Count every line that has "peak" in it and give the total, nothing more.

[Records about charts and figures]
BEGIN

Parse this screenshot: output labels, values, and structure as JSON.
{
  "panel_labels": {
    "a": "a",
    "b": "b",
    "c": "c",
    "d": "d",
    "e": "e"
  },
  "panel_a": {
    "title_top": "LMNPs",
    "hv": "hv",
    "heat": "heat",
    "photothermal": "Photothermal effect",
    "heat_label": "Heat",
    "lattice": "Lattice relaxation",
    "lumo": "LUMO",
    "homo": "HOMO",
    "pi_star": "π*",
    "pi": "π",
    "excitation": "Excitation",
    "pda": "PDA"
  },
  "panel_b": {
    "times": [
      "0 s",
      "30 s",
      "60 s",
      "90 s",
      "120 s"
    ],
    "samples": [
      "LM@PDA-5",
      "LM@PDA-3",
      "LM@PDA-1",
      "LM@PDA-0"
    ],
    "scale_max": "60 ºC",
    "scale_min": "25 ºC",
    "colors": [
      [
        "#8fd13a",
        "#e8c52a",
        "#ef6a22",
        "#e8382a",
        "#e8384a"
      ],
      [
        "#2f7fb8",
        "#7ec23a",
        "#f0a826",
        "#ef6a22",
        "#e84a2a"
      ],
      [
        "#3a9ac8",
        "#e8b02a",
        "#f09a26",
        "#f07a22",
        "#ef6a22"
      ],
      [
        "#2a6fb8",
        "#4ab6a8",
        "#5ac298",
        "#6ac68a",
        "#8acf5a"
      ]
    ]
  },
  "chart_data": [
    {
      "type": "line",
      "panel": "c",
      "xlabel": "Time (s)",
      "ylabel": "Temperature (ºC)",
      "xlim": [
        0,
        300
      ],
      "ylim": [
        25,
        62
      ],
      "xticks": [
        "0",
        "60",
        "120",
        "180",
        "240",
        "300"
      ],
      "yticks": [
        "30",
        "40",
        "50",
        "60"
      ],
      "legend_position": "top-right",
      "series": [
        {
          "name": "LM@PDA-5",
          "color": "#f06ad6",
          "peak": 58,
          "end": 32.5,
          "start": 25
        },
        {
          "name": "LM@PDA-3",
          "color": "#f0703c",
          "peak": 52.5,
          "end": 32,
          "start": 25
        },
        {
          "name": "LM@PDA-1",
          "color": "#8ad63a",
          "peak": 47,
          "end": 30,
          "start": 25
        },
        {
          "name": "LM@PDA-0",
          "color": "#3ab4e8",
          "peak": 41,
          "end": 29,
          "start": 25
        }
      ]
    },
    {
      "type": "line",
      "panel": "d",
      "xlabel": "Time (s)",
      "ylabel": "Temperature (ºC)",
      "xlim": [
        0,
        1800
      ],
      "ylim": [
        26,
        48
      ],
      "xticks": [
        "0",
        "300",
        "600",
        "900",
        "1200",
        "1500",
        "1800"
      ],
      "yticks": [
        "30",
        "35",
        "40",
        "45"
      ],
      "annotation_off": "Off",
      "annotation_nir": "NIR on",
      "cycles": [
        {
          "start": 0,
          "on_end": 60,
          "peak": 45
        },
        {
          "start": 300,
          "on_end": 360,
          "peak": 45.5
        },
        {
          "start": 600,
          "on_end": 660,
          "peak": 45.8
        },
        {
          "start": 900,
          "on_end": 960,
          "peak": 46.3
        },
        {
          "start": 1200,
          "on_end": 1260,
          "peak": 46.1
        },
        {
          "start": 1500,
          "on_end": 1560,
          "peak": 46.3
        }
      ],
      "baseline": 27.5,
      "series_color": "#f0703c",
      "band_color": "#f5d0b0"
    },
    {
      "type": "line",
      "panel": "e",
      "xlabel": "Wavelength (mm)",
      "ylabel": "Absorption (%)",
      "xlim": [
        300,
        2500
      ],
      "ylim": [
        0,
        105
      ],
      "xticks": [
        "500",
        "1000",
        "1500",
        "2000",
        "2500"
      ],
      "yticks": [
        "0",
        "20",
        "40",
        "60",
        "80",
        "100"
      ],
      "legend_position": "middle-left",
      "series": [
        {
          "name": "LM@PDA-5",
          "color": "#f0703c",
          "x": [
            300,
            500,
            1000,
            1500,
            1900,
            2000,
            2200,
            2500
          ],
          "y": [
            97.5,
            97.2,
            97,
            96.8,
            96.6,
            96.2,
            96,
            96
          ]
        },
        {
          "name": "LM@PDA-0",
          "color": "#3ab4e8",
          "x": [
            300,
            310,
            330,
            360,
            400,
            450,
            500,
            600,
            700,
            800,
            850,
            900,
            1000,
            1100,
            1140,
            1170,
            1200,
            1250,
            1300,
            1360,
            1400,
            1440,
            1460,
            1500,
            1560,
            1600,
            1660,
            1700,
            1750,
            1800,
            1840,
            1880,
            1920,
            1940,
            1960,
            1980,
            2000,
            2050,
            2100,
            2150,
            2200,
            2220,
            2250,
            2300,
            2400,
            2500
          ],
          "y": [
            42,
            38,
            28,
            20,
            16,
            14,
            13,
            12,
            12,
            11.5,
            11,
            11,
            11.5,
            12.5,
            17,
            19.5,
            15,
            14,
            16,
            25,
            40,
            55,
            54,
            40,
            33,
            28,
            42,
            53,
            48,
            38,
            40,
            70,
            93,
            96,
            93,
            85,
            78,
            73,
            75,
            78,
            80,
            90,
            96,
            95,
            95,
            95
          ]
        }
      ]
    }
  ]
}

END
BEGIN

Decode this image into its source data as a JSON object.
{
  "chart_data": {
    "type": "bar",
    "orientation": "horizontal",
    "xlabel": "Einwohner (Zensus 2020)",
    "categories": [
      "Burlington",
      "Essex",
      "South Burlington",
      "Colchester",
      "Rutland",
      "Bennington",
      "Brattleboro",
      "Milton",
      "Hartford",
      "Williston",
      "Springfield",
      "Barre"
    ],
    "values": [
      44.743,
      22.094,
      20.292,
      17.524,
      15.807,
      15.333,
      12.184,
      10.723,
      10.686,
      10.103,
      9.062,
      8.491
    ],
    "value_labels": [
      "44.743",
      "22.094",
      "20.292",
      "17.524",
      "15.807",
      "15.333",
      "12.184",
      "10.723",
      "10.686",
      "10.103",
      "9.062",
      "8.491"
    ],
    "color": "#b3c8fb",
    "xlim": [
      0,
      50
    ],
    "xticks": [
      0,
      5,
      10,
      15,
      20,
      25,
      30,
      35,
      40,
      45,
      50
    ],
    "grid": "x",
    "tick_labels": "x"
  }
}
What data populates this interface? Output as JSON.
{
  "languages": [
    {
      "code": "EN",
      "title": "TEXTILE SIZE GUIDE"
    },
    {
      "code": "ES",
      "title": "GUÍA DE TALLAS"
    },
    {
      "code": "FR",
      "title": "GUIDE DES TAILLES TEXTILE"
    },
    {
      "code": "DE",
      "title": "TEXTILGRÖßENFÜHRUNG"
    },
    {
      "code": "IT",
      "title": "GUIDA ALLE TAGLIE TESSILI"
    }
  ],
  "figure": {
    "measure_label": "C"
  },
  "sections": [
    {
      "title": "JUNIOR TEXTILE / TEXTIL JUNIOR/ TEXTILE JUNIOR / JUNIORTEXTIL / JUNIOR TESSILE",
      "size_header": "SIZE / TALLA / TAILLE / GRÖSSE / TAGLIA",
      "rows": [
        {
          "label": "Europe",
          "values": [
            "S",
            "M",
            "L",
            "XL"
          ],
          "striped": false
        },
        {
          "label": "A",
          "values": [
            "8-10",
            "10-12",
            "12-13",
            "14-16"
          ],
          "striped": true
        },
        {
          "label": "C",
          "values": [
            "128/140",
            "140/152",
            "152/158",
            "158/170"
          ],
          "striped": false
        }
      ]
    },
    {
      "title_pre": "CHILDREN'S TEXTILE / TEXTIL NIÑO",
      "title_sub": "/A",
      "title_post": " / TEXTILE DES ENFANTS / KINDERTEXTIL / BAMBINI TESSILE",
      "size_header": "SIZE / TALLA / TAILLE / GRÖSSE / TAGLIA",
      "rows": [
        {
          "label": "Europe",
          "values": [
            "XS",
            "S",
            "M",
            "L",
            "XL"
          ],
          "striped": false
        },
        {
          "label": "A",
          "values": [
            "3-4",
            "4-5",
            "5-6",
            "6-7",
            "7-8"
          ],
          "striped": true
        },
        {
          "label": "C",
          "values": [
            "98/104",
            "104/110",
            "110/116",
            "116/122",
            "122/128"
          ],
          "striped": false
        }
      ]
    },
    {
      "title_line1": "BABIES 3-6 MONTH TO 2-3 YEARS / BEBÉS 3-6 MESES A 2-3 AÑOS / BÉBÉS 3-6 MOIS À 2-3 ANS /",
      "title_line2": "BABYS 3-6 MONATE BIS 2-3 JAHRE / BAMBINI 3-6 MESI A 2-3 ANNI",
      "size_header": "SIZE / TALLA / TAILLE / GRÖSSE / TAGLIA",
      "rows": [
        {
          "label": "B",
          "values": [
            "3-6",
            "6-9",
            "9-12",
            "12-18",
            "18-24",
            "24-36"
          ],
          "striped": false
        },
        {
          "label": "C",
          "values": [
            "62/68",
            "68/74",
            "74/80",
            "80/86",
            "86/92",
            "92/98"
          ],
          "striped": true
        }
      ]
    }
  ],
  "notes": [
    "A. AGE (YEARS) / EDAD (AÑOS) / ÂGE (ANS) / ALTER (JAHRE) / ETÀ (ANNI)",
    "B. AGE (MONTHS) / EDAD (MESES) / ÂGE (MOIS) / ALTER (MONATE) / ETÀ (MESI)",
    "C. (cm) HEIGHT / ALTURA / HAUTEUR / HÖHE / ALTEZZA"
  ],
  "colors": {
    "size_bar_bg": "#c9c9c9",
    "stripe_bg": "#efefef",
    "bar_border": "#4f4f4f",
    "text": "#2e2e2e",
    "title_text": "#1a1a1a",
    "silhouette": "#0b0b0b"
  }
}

END
BEGIN

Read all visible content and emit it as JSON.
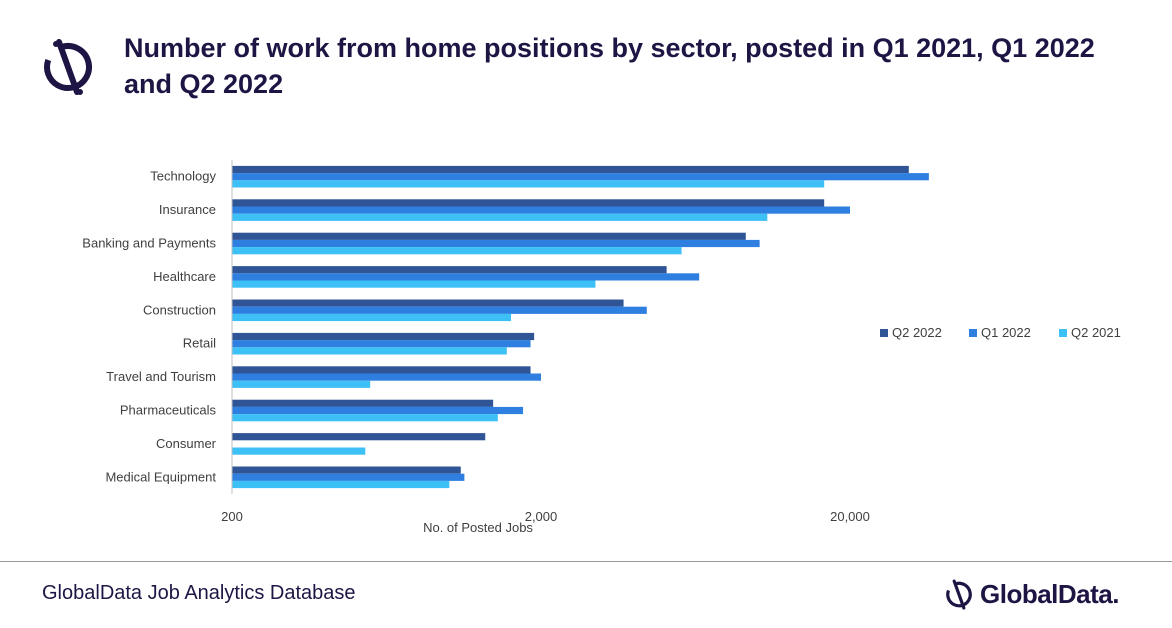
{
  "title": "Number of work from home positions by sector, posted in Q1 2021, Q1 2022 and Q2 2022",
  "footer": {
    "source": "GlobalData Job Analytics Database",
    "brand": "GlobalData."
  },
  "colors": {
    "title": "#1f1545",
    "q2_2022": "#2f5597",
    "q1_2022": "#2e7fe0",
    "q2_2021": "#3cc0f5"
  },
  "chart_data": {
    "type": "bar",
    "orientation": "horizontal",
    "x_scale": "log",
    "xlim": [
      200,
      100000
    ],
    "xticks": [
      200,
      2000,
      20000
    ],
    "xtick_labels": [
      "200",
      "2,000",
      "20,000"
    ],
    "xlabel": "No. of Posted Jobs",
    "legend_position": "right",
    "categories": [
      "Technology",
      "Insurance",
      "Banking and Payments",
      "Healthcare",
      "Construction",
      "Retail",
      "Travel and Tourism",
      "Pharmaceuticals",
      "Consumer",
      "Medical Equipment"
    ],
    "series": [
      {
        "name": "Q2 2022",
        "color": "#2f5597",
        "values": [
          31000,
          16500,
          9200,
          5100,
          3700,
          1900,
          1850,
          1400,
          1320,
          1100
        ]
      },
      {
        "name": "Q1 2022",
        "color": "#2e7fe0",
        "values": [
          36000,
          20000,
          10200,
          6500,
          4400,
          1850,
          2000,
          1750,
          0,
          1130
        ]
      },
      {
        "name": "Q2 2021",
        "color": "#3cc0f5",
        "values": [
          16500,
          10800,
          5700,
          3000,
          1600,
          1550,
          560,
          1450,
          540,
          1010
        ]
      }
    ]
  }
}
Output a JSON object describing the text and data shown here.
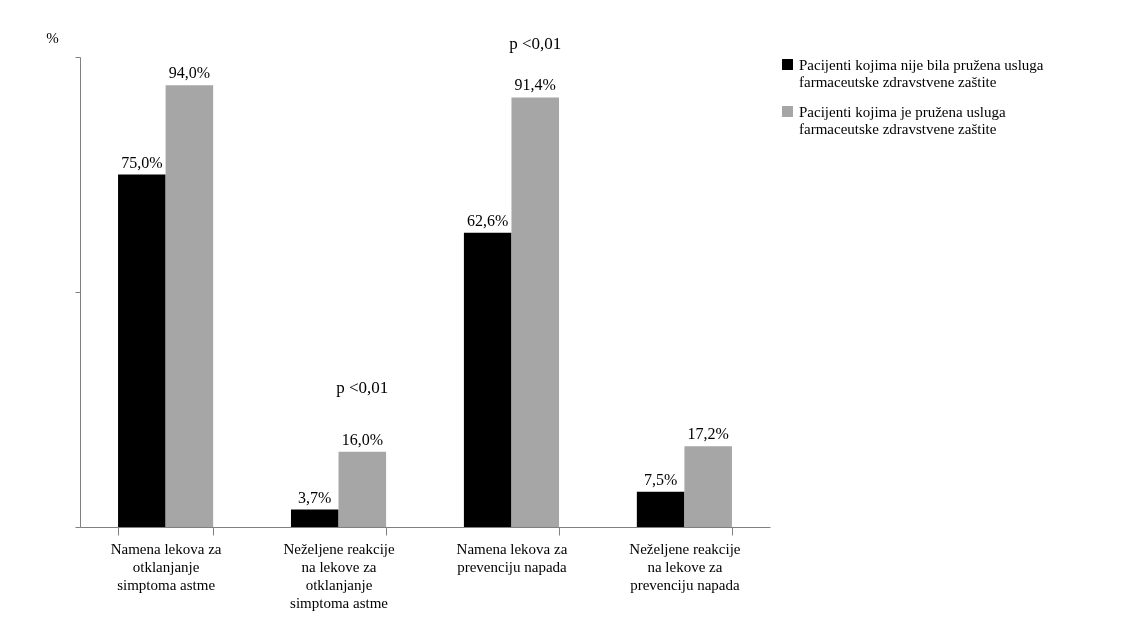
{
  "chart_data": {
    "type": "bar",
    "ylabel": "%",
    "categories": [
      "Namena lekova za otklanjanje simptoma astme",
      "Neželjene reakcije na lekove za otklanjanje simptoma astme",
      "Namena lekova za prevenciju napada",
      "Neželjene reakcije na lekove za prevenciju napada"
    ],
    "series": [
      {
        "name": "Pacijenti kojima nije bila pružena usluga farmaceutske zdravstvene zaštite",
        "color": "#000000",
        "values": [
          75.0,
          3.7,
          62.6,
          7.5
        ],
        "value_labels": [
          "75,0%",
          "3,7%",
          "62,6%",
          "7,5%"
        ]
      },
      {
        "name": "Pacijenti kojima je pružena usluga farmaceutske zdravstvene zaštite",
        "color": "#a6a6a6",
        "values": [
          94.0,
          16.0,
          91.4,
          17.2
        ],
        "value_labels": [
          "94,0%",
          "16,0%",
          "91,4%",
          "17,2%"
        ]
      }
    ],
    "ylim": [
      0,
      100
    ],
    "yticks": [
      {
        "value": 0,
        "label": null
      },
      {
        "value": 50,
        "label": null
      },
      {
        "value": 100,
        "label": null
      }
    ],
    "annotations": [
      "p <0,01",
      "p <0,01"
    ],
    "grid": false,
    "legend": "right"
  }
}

END

(Reply to the task):
10